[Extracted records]
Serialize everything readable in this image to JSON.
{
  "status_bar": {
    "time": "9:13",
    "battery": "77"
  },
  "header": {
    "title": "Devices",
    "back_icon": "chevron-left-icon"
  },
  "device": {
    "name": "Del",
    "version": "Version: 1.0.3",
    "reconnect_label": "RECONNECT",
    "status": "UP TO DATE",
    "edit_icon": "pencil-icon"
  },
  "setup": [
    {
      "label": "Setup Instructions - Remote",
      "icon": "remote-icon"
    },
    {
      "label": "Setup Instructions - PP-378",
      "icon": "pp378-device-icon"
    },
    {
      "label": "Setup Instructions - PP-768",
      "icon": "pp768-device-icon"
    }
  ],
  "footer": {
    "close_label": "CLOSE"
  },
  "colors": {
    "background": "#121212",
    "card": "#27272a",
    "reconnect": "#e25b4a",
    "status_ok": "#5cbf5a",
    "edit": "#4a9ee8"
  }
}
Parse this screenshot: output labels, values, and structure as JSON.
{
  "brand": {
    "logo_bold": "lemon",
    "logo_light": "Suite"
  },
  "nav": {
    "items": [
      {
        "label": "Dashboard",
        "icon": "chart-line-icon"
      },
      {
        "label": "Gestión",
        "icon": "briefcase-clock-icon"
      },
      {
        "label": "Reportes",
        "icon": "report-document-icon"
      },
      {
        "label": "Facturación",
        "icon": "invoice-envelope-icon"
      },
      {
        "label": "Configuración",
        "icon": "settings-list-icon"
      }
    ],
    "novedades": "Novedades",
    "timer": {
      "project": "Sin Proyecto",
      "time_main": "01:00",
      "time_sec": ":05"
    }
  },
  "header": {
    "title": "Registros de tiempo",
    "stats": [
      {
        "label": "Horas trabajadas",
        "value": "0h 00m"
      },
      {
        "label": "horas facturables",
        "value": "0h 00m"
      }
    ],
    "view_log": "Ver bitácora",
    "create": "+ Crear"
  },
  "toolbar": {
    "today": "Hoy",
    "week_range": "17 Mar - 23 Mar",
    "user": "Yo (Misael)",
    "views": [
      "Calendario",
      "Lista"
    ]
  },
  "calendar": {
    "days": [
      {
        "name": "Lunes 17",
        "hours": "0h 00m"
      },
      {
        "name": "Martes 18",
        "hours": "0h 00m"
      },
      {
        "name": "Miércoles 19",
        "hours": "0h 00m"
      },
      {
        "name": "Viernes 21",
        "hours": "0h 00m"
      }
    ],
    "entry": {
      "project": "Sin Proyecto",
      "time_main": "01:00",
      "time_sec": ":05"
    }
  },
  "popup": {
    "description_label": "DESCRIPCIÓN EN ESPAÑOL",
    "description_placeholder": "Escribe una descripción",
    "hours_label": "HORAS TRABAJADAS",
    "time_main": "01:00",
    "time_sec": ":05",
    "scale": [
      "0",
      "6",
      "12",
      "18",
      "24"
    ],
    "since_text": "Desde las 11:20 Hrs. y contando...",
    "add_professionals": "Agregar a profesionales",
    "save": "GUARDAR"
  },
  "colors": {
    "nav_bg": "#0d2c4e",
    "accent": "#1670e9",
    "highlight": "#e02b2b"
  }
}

## [WHAT THIS TASK INVOLVES]
Your task is to write out the lines from the one with "Parse this screenshot: output" through the end of the records, exactly and with nothing added.

## [FINAL ANSWER]
Parse this screenshot: output labels, values, and structure as JSON.
{
  "brand": {
    "logo_bold": "lemon",
    "logo_light": "Suite"
  },
  "nav": {
    "items": [
      {
        "label": "Dashboard",
        "icon": "chart-line-icon"
      },
      {
        "label": "Gestión",
        "icon": "briefcase-clock-icon"
      },
      {
        "label": "Reportes",
        "icon": "report-document-icon"
      },
      {
        "label": "Facturación",
        "icon": "invoice-envelope-icon"
      },
      {
        "label": "Configuración",
        "icon": "settings-list-icon"
      }
    ],
    "novedades": "Novedades",
    "timer": {
      "project": "Sin Proyecto",
      "time_main": "01:00",
      "time_sec": ":05"
    }
  },
  "header": {
    "title": "Registros de tiempo",
    "stats": [
      {
        "label": "Horas trabajadas",
        "value": "0h 00m"
      },
      {
        "label": "horas facturables",
        "value": "0h 00m"
      }
    ],
    "view_log": "Ver bitácora",
    "create": "+ Crear"
  },
  "toolbar": {
    "today": "Hoy",
    "week_range": "17 Mar - 23 Mar",
    "user": "Yo (Misael)",
    "views": [
      "Calendario",
      "Lista"
    ]
  },
  "calendar": {
    "days": [
      {
        "name": "Lunes 17",
        "hours": "0h 00m"
      },
      {
        "name": "Martes 18",
        "hours": "0h 00m"
      },
      {
        "name": "Miércoles 19",
        "hours": "0h 00m"
      },
      {
        "name": "Viernes 21",
        "hours": "0h 00m"
      }
    ],
    "entry": {
      "project": "Sin Proyecto",
      "time_main": "01:00",
      "time_sec": ":05"
    }
  },
  "popup": {
    "description_label": "DESCRIPCIÓN EN ESPAÑOL",
    "description_placeholder": "Escribe una descripción",
    "hours_label": "HORAS TRABAJADAS",
    "time_main": "01:00",
    "time_sec": ":05",
    "scale": [
      "0",
      "6",
      "12",
      "18",
      "24"
    ],
    "since_text": "Desde las 11:20 Hrs. y contando...",
    "add_professionals": "Agregar a profesionales",
    "save": "GUARDAR"
  },
  "colors": {
    "nav_bg": "#0d2c4e",
    "accent": "#1670e9",
    "highlight": "#e02b2b"
  }
}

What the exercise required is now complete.